What needs to be done:
Images are not part of the copy; transcribe all the data exactly.

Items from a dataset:

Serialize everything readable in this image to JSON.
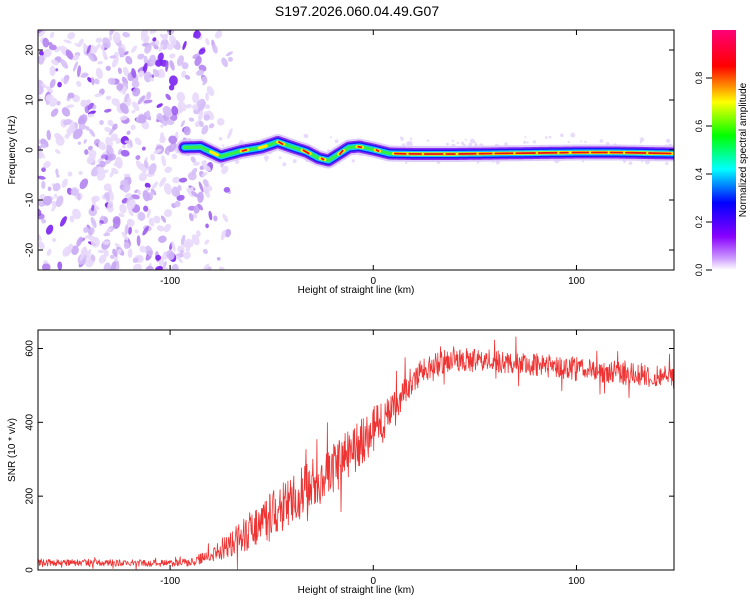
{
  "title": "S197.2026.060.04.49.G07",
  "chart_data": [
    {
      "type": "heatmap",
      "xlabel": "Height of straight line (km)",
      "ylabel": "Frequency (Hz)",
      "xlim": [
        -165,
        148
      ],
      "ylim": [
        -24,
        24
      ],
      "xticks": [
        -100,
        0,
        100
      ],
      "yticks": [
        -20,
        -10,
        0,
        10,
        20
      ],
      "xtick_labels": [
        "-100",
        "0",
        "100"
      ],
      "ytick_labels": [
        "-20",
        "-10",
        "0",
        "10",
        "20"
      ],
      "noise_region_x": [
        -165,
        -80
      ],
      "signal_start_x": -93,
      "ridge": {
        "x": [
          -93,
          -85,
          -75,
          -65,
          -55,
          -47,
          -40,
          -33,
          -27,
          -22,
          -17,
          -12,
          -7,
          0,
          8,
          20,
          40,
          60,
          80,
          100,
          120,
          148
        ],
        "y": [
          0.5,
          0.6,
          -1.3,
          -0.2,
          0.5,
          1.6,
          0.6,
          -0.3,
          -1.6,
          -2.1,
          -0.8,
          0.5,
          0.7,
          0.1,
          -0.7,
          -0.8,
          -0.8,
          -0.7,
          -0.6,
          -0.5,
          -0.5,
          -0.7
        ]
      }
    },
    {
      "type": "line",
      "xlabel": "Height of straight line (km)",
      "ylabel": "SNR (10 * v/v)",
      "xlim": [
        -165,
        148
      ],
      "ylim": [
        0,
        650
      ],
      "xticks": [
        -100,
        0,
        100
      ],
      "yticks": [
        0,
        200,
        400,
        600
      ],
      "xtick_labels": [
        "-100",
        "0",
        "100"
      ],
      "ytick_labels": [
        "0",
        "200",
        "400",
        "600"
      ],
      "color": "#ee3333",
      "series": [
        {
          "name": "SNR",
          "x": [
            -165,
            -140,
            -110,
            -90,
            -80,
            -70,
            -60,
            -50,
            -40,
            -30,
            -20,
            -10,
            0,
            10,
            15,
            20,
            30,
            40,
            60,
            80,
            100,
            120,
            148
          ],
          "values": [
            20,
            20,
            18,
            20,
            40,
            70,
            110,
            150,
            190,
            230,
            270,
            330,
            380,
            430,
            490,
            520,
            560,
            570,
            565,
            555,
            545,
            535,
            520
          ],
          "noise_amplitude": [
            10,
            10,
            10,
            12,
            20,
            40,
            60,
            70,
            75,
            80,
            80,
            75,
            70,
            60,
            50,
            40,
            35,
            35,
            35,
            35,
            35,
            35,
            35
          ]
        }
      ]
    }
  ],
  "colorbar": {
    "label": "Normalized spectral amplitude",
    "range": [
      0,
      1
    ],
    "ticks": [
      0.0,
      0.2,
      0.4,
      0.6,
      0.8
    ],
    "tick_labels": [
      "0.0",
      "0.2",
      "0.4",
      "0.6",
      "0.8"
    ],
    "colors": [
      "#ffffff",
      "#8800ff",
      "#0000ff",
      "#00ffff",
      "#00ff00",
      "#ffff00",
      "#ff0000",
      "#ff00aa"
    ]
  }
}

Answer to this problem:
Serialize everything readable in this image to JSON.
{
  "title": "S197.2026.060.04.49.G07",
  "chart_data": [
    {
      "type": "heatmap",
      "xlabel": "Height of straight line (km)",
      "ylabel": "Frequency (Hz)",
      "xlim": [
        -165,
        148
      ],
      "ylim": [
        -24,
        24
      ],
      "xticks": [
        -100,
        0,
        100
      ],
      "yticks": [
        -20,
        -10,
        0,
        10,
        20
      ],
      "xtick_labels": [
        "-100",
        "0",
        "100"
      ],
      "ytick_labels": [
        "-20",
        "-10",
        "0",
        "10",
        "20"
      ],
      "noise_region_x": [
        -165,
        -80
      ],
      "signal_start_x": -93,
      "ridge": {
        "x": [
          -93,
          -85,
          -75,
          -65,
          -55,
          -47,
          -40,
          -33,
          -27,
          -22,
          -17,
          -12,
          -7,
          0,
          8,
          20,
          40,
          60,
          80,
          100,
          120,
          148
        ],
        "y": [
          0.5,
          0.6,
          -1.3,
          -0.2,
          0.5,
          1.6,
          0.6,
          -0.3,
          -1.6,
          -2.1,
          -0.8,
          0.5,
          0.7,
          0.1,
          -0.7,
          -0.8,
          -0.8,
          -0.7,
          -0.6,
          -0.5,
          -0.5,
          -0.7
        ]
      }
    },
    {
      "type": "line",
      "xlabel": "Height of straight line (km)",
      "ylabel": "SNR (10 * v/v)",
      "xlim": [
        -165,
        148
      ],
      "ylim": [
        0,
        650
      ],
      "xticks": [
        -100,
        0,
        100
      ],
      "yticks": [
        0,
        200,
        400,
        600
      ],
      "xtick_labels": [
        "-100",
        "0",
        "100"
      ],
      "ytick_labels": [
        "0",
        "200",
        "400",
        "600"
      ],
      "color": "#ee3333",
      "series": [
        {
          "name": "SNR",
          "x": [
            -165,
            -140,
            -110,
            -90,
            -80,
            -70,
            -60,
            -50,
            -40,
            -30,
            -20,
            -10,
            0,
            10,
            15,
            20,
            30,
            40,
            60,
            80,
            100,
            120,
            148
          ],
          "values": [
            20,
            20,
            18,
            20,
            40,
            70,
            110,
            150,
            190,
            230,
            270,
            330,
            380,
            430,
            490,
            520,
            560,
            570,
            565,
            555,
            545,
            535,
            520
          ],
          "noise_amplitude": [
            10,
            10,
            10,
            12,
            20,
            40,
            60,
            70,
            75,
            80,
            80,
            75,
            70,
            60,
            50,
            40,
            35,
            35,
            35,
            35,
            35,
            35,
            35
          ]
        }
      ]
    }
  ],
  "colorbar": {
    "label": "Normalized spectral amplitude",
    "range": [
      0,
      1
    ],
    "ticks": [
      0.0,
      0.2,
      0.4,
      0.6,
      0.8
    ],
    "tick_labels": [
      "0.0",
      "0.2",
      "0.4",
      "0.6",
      "0.8"
    ],
    "colors": [
      "#ffffff",
      "#8800ff",
      "#0000ff",
      "#00ffff",
      "#00ff00",
      "#ffff00",
      "#ff0000",
      "#ff00aa"
    ]
  }
}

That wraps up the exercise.